Spatial layout entries
::::::::

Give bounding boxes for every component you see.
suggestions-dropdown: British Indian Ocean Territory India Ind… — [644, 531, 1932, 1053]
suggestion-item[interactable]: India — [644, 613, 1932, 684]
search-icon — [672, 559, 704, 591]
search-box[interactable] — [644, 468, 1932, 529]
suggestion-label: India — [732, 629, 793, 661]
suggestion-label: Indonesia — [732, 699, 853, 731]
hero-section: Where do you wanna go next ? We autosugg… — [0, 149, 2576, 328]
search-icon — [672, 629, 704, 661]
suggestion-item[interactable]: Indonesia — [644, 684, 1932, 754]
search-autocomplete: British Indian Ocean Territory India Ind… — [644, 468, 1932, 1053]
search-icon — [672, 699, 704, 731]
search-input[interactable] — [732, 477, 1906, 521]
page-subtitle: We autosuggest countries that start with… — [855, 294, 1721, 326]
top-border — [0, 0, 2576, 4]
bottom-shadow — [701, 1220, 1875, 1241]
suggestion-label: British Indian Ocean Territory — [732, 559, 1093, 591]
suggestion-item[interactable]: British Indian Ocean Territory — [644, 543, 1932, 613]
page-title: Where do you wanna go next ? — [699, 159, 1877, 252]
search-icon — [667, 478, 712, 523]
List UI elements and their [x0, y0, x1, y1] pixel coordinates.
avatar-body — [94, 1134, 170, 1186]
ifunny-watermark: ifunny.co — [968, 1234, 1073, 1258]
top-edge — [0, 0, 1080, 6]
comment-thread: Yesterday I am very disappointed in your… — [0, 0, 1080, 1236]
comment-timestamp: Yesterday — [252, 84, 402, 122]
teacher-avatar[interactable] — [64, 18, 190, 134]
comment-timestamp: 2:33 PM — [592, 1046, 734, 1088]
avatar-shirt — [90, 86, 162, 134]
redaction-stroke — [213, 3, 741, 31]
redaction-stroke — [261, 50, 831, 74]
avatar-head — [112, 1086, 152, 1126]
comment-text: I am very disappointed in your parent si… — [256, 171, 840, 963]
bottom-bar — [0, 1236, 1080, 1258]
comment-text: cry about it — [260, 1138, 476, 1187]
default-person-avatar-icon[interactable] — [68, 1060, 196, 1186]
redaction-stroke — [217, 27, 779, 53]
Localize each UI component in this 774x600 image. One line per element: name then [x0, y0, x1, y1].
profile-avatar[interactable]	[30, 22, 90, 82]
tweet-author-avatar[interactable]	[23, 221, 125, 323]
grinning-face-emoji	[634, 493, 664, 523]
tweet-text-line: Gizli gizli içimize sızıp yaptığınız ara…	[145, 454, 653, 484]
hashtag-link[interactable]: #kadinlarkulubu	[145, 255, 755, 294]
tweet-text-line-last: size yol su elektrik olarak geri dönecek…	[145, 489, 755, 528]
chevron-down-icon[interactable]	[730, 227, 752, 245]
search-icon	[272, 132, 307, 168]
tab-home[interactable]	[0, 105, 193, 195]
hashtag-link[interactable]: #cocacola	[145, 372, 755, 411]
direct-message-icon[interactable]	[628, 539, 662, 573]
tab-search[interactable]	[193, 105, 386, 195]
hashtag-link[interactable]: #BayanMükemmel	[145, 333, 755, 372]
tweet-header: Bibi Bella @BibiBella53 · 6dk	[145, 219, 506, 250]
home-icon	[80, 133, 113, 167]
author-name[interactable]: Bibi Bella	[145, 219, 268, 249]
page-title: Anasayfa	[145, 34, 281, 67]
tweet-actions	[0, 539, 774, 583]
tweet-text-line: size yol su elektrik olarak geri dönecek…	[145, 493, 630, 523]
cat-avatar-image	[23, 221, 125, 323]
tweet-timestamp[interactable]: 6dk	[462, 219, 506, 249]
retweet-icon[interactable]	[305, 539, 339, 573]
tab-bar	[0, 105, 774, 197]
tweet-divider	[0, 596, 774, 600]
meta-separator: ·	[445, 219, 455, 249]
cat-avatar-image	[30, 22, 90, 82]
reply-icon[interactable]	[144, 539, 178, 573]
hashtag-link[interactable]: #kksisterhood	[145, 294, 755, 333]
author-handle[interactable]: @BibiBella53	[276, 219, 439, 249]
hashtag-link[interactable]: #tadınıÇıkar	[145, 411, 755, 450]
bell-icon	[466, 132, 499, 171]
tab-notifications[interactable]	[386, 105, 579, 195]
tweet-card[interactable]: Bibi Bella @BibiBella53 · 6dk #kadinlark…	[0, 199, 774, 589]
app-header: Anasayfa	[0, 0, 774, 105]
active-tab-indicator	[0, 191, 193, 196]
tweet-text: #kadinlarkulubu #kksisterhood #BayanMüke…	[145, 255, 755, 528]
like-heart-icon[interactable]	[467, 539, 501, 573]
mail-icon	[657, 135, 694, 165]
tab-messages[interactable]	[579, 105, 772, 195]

::::::::

- [DIRECTION]:
Render the records from their first line through the line containing "redaction-stroke — [261, 50, 831, 74]" as a JSON list of strings, one string per line, leaving out blank lines.

- [WORKED ANSWER]:
[
  "Give bounding boxes for every component you see.",
  "suggestions-dropdown: British Indian Ocean Territory India Ind… — [644, 531, 1932, 1053]",
  "suggestion-item[interactable]: India — [644, 613, 1932, 684]",
  "search-icon — [672, 559, 704, 591]",
  "search-box[interactable] — [644, 468, 1932, 529]",
  "suggestion-label: India — [732, 629, 793, 661]",
  "suggestion-label: Indonesia — [732, 699, 853, 731]",
  "hero-section: Where do you wanna go next ? We autosugg… — [0, 149, 2576, 328]",
  "search-icon — [672, 629, 704, 661]",
  "suggestion-item[interactable]: Indonesia — [644, 684, 1932, 754]",
  "search-autocomplete: British Indian Ocean Territory India Ind… — [644, 468, 1932, 1053]",
  "search-icon — [672, 699, 704, 731]",
  "search-input[interactable] — [732, 477, 1906, 521]",
  "page-subtitle: We autosuggest countries that start with… — [855, 294, 1721, 326]",
  "top-border — [0, 0, 2576, 4]",
  "bottom-shadow — [701, 1220, 1875, 1241]",
  "suggestion-label: British Indian Ocean Territory — [732, 559, 1093, 591]",
  "suggestion-item[interactable]: British Indian Ocean Territory — [644, 543, 1932, 613]",
  "page-title: Where do you wanna go next ? — [699, 159, 1877, 252]",
  "search-icon — [667, 478, 712, 523]",
  "List UI elements and their [x0, y0, x1, y1] pixel coordinates.",
  "avatar-body — [94, 1134, 170, 1186]",
  "ifunny-watermark: ifunny.co — [968, 1234, 1073, 1258]",
  "top-edge — [0, 0, 1080, 6]",
  "comment-thread: Yesterday I am very disappointed in your… — [0, 0, 1080, 1236]",
  "comment-timestamp: Yesterday — [252, 84, 402, 122]",
  "teacher-avatar[interactable] — [64, 18, 190, 134]",
  "comment-timestamp: 2:33 PM — [592, 1046, 734, 1088]",
  "avatar-shirt — [90, 86, 162, 134]",
  "redaction-stroke — [213, 3, 741, 31]",
  "redaction-stroke — [261, 50, 831, 74]"
]